> **Exercise task**: Go through the listing and pick out each line with the word "property" in it.

---- Data

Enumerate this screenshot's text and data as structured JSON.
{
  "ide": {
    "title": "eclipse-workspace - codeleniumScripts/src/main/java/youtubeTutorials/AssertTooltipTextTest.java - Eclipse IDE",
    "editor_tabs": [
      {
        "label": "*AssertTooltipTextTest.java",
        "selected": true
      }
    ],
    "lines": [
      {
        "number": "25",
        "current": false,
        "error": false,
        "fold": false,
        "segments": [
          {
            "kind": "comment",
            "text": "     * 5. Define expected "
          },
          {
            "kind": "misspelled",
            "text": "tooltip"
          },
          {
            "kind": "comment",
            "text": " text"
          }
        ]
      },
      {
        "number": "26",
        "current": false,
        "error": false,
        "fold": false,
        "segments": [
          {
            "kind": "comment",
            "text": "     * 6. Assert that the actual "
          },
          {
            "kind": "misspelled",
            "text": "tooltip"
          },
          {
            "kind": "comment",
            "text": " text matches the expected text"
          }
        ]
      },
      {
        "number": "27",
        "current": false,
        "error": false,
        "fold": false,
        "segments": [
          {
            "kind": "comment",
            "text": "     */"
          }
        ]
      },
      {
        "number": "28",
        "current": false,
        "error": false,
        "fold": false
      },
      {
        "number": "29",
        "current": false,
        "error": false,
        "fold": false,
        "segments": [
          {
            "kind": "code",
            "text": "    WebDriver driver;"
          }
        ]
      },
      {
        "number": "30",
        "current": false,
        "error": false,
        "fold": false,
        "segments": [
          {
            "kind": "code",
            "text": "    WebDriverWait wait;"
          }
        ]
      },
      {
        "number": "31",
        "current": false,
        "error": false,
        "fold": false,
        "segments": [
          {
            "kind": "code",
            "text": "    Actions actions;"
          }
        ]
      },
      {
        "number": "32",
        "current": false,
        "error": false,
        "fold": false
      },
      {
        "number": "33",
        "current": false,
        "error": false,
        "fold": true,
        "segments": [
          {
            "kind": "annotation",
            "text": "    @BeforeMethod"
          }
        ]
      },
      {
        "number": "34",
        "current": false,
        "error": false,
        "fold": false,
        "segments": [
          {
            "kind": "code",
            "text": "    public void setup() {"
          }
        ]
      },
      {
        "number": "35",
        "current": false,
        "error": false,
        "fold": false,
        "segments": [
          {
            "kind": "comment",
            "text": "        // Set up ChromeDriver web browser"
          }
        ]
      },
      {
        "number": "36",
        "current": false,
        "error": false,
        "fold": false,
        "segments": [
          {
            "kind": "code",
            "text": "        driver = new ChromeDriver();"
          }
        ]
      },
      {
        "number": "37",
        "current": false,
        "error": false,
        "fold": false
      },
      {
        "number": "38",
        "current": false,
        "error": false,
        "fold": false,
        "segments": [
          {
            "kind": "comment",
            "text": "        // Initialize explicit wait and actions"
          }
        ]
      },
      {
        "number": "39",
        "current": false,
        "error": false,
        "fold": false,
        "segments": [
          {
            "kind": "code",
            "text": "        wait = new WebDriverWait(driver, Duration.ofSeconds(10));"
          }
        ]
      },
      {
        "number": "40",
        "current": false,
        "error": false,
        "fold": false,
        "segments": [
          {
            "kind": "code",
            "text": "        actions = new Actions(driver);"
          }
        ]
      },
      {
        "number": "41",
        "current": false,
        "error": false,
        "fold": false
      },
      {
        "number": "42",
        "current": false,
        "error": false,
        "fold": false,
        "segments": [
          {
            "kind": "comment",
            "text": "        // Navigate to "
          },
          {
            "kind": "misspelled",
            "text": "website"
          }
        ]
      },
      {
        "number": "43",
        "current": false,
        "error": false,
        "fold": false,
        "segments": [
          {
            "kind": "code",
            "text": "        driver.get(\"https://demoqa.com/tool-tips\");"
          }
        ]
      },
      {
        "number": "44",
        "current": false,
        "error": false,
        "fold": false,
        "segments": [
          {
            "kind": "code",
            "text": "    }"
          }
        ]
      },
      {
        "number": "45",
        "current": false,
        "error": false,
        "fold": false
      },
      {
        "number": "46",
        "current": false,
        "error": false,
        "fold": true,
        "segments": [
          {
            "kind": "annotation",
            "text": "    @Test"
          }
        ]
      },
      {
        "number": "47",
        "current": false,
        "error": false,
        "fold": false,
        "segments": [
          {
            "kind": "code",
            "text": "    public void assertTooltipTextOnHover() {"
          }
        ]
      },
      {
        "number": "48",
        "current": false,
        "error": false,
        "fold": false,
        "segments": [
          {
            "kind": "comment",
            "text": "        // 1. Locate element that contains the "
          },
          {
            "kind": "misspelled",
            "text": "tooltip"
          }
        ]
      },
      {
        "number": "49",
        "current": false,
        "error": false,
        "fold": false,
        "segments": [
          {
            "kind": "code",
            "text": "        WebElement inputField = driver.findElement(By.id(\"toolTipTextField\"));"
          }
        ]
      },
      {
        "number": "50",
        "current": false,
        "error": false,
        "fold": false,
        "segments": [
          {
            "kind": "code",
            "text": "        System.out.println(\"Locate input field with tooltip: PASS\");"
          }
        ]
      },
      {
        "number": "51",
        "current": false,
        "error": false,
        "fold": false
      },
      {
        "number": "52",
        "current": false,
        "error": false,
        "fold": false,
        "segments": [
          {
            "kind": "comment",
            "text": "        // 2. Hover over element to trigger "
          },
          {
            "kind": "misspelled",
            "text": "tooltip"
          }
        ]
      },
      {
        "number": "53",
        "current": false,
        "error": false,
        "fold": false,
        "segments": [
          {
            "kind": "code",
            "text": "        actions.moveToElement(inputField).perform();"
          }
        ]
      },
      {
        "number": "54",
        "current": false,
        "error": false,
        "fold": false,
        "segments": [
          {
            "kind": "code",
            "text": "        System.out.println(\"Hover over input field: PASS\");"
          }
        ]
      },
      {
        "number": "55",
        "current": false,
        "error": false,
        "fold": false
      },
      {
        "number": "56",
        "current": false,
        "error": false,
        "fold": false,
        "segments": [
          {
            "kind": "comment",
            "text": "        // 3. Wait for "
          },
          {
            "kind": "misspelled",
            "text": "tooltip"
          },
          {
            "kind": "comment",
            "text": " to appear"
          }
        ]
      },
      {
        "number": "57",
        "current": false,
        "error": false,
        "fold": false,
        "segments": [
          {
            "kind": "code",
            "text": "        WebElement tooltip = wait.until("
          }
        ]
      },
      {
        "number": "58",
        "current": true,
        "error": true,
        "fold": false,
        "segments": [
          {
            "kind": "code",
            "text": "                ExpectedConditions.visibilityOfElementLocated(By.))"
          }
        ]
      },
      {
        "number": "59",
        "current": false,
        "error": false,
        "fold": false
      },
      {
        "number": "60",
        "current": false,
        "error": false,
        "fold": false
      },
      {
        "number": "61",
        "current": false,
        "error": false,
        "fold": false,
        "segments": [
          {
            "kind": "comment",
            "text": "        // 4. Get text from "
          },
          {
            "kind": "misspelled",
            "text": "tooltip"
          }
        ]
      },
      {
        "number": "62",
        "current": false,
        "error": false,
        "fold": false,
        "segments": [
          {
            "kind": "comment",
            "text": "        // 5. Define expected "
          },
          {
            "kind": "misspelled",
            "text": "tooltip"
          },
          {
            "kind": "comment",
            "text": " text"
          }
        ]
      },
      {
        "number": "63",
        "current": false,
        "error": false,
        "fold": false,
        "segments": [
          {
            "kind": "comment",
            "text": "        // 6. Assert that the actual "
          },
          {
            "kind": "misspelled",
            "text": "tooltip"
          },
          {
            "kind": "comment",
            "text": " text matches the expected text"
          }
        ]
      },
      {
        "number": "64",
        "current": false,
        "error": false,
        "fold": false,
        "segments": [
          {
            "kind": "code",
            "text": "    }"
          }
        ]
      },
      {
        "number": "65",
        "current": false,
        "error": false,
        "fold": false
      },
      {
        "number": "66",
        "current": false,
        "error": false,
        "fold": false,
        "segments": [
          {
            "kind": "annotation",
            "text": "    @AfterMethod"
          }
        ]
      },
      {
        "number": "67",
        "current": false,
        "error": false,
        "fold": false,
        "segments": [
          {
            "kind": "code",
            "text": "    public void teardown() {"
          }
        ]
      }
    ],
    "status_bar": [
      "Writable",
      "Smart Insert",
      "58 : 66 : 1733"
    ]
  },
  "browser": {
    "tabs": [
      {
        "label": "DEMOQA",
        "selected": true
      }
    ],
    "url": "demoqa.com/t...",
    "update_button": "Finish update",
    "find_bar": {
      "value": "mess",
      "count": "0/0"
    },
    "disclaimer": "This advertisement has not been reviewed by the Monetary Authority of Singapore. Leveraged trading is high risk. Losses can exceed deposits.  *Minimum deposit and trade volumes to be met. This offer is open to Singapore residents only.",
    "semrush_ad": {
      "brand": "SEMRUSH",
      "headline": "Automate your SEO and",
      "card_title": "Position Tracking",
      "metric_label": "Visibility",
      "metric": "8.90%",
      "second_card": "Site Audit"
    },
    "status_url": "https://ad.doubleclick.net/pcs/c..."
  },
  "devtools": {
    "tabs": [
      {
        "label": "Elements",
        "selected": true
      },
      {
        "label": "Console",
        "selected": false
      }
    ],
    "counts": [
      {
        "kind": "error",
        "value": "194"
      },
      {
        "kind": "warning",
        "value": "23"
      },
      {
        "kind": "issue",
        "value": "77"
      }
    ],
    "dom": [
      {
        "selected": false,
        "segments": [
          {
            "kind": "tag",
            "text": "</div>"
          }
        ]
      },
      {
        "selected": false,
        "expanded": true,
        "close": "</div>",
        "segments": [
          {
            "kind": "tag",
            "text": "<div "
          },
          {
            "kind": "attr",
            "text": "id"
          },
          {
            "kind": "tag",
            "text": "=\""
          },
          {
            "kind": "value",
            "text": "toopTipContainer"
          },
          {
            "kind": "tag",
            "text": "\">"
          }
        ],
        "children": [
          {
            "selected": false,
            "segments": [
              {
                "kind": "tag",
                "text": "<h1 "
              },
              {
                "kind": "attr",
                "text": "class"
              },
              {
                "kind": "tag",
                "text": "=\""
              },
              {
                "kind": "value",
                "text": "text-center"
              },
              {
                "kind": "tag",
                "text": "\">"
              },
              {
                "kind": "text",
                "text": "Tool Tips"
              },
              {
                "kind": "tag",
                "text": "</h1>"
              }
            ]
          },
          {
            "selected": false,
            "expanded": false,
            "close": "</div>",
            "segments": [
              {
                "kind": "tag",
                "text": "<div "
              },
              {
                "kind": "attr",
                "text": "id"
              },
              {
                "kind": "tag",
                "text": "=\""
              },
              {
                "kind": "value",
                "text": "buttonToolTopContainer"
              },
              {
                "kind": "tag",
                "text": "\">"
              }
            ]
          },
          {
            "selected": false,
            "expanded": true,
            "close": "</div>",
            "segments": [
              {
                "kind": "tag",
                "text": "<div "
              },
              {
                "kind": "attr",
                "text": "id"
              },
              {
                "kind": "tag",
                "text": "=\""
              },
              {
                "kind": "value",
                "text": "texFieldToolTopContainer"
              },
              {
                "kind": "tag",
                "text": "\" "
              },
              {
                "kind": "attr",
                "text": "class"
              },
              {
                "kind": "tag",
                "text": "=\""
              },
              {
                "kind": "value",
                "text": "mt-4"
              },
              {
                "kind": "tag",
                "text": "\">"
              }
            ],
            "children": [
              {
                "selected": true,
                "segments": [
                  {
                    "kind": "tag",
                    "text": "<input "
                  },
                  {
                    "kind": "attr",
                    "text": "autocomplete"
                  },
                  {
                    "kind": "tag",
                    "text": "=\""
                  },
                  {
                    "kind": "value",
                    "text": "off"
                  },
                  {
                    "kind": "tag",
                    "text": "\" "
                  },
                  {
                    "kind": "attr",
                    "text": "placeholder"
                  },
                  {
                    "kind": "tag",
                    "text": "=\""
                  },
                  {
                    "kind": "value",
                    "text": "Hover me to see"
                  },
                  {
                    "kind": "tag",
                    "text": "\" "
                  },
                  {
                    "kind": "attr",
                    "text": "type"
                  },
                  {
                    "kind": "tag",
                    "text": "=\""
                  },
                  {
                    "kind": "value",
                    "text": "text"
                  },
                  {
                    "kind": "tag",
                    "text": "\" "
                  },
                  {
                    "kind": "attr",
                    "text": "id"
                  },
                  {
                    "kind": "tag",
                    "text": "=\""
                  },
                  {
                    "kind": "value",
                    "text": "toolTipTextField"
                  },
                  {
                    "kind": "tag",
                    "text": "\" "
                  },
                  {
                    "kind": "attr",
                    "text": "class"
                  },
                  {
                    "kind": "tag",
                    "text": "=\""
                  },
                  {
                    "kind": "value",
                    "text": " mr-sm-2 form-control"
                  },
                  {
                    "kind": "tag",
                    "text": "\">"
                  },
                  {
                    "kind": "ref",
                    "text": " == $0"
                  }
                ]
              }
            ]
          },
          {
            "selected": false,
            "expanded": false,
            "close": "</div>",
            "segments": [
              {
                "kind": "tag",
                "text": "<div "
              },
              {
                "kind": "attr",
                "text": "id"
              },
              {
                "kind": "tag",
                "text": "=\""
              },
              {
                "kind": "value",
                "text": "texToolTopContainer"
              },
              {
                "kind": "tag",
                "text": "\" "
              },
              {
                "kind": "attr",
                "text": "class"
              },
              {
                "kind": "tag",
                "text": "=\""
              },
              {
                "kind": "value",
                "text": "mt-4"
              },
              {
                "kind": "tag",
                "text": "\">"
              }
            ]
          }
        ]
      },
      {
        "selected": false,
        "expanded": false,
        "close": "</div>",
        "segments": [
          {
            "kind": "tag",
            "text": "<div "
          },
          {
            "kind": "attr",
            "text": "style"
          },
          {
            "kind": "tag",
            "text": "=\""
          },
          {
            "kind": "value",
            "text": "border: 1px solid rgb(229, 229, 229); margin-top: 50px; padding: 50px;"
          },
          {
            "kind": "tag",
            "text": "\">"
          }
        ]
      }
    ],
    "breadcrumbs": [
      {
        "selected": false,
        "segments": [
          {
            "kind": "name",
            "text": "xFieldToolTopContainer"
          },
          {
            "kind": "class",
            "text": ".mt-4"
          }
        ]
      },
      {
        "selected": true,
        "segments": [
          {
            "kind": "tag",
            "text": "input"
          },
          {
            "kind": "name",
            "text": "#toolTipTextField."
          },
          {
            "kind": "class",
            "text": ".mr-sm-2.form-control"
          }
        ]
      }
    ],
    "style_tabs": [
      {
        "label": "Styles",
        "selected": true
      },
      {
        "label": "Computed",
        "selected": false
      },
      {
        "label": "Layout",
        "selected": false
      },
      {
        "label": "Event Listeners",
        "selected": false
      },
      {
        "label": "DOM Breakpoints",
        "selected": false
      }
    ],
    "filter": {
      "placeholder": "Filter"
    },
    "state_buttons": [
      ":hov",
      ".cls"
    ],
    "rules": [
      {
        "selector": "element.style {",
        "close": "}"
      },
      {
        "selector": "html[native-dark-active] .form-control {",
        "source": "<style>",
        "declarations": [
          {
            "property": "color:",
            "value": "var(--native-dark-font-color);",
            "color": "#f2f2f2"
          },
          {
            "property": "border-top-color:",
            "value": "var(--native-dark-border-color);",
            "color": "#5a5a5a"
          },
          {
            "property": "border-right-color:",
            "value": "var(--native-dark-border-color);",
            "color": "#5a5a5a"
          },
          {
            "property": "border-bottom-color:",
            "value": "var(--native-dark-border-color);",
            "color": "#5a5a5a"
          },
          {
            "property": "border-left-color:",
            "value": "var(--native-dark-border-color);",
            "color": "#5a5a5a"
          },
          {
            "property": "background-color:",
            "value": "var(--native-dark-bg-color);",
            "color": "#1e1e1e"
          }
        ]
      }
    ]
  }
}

--------

> **Expected answer**:
            "property": "color:",
            "property": "border-top-color:",
            "property": "border-right-color:",
            "property": "border-bottom-color:",
            "property": "border-left-color:",
            "property": "background-color:",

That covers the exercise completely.